休憩時間の自由利用に制限を加えることはできますか。


 使用者は,労働者に対し,休憩時間を自由に利用させなければなりません(労基法34条3項)。
 ただし,休憩時間の自由利用も絶対的なものではなく,事業場の規律保持上必要な制限を加えることは休憩の目的を損なわない限り差し支えありません(昭和22年9月13日基発第17号)。休憩時間中の外出について所属長の許可を受けさせることも,事業場内において自由に休息し得る場合には,必ずしも違法にはなりません(昭和23年10月30日基発第1575号)。
 使用者の事業所等の管理権に基づく労働者に対する行動規制は,休憩時間中のものであっても,管理権の合理的な行使として是認され得る範囲内にある限り,有効なものとして拘束力を有することになります(米軍立川基地事件最高裁昭和49年11月29日第三小法廷判決)。

(データ記録)

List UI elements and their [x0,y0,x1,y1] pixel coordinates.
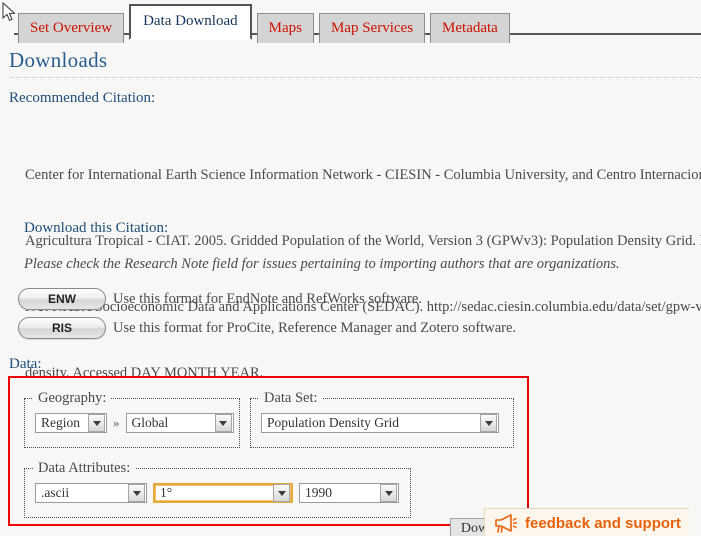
year-value: 1990 [305,485,332,500]
citation-format-row-enw: ENW Use this format for EndNote and RefW… [18,288,422,310]
citation-format-row-ris: RIS Use this format for ProCite, Referen… [18,317,516,339]
chevron-down-icon[interactable] [88,414,105,432]
recommended-citation-heading: Recommended Citation: [9,90,156,106]
geography-legend: Geography: [38,390,107,406]
tab-map-services[interactable]: Map Services [318,13,426,43]
chevron-down-icon[interactable] [128,484,145,502]
main-content: Downloads Recommended Citation: Center f… [0,36,701,536]
geography-fieldset: Geography: Region » Global [24,390,240,448]
chevron-down-icon[interactable] [480,414,497,432]
tab-list: Set Overview Data Download Maps Map Serv… [18,4,510,43]
file-format-select[interactable]: .ascii [35,483,147,503]
dataset-select[interactable]: Population Density Grid [261,413,499,433]
resolution-value: 1° [160,485,173,500]
data-attributes-fieldset: Data Attributes: .ascii 1° 1990 [24,460,411,518]
geography-controls: Region » Global [25,407,239,433]
tab-bar: Set Overview Data Download Maps Map Serv… [0,0,701,43]
dataset-controls: Population Density Grid [251,407,513,433]
chevron-down-icon[interactable] [380,484,397,502]
tab-data-download[interactable]: Data Download [129,4,252,40]
dataset-fieldset: Data Set: Population Density Grid [250,390,514,448]
dataset-value: Population Density Grid [267,415,399,430]
geography-area-value: Global [131,415,169,430]
page-root: Set Overview Data Download Maps Map Serv… [0,0,701,536]
data-attributes-legend: Data Attributes: [38,460,131,476]
geography-level-select[interactable]: Region [35,413,107,433]
feedback-and-support-widget[interactable]: feedback and support [484,508,689,536]
data-attributes-controls: .ascii 1° 1990 [25,477,410,503]
research-note-text: Please check the Research Note field for… [24,256,620,272]
geography-separator: » [113,415,120,430]
data-selection-panel: Geography: Region » Global Data Set: Pop… [8,376,530,536]
data-section-heading: Data: [9,356,42,372]
tab-maps[interactable]: Maps [256,13,314,43]
feedback-label: feedback and support [525,514,681,532]
resolution-select[interactable]: 1° [153,483,293,503]
ris-description: Use this format for ProCite, Reference M… [113,319,517,336]
geography-area-select[interactable]: Global [125,413,234,433]
chevron-down-icon[interactable] [273,484,290,502]
dataset-legend: Data Set: [264,390,318,406]
tab-metadata[interactable]: Metadata [430,13,510,43]
citation-line: Center for International Earth Science I… [25,167,701,183]
enw-description: Use this format for EndNote and RefWorks… [113,290,422,307]
download-citation-heading: Download this Citation: [24,220,169,236]
tab-set-overview[interactable]: Set Overview [18,13,125,43]
geography-level-value: Region [41,415,80,430]
year-select[interactable]: 1990 [299,483,399,503]
enw-download-button[interactable]: ENW [18,288,106,310]
file-format-value: .ascii [41,485,70,500]
ris-download-button[interactable]: RIS [18,317,106,339]
page-title: Downloads [9,48,108,72]
chevron-down-icon[interactable] [214,414,232,432]
title-divider [9,77,701,78]
megaphone-icon [495,514,518,533]
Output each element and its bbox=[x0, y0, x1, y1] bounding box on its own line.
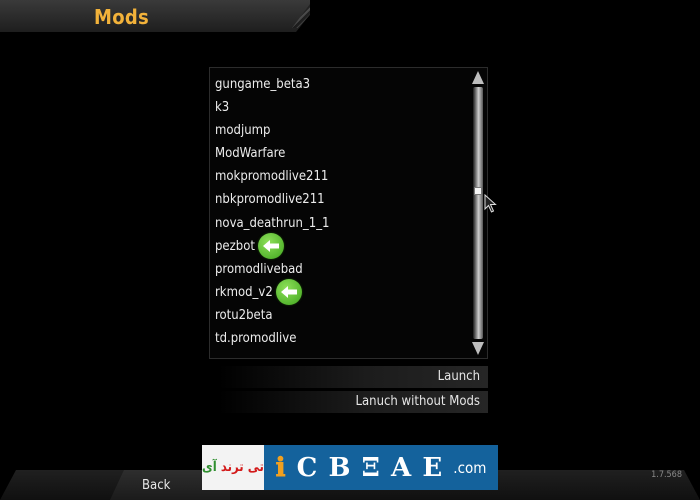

● 要件:
1. 休憩時間の自由利用に関する文章と、次の記述(a)〜(c)がそれぞれ合っているかを判定してください。答えは「はい」か「いいえ」とし、判断の決め手となる本文の語句を一字一句そのまま引用すること。
(a) 休憩時間中の外出に所属長の許可を受けさせることは、事業場内で自由に休息し得る場合でも常に違法となる。
(b) 事業場の規律保持上必要な制限は、休憩の目的を損なわない限り加えてよい。
(c) 休憩時間を自由に利用させる義務は、労基法34条3項に定められている。
2. 休憩時間の自由利用に関する文章を、最後の文の後から書き継ぐこと。
エントリは別の出典から取ったものです。

● 解答:
1.
(a) いいえ。「事業場内において自由に休息し得る場合には,必ずしも違法にはなりません」
(b) はい。「事業場の規律保持上必要な制限を加えることは休憩の目的を損なわない限り差し支えありません」
(c) はい。「使用者は,労働者に対し,休憩時間を自由に利用させなければなりません(労基法34条3項)」

2.
 目黒電報電話局事件最高裁昭和52年12月13日第三小法廷判決も,「一般に、雇用契約に基づき使用者の指揮命令、監督のもとに労務を提供する従業員は、休憩時間中は、労基法三四条三項により、使用者の指揮命令権の拘束を離れ、この時間を自由に利用することができ、もとよりこの時間をビラ配り等のために利用することも自由であつて、使用者が従業員の休憩時間の自由利用を妨げれば労基法三四条三項違反の問題を生じ、休憩時間の自由利用として許される行為をとらえて懲戒処分をすることも許されないことは、当然である。しかしながら、休憩時間の自由利用といつてもそれは時間を自由に利用することが認められたものにすぎず、その時間の自由な利用が企業施設内において行われる場合には、使用者の企業施設に対する管理権の合理的な行使として是認される範囲内の適法な規制による制約を免れることはできない。また、従業員は労働契約上企業秩序を維持するための規律に従うべき義務があり、休憩中は労務提供とそれに直接附随する職場規律に基づく制約は受けないが、右以外の企業秩序維持の要請に基づく規律による制約は免れない。」としています。


交代で休憩時間を取らせることはできますか。

2015-04-23 | 日記

交代で休憩時間を取らせることはできますか。


 休憩時間は事業場ごとに,一斉に与えなければならないとされており(労基法34条2項本文),原則として,労働者に対し,交代で休憩時間を与えることは認められません。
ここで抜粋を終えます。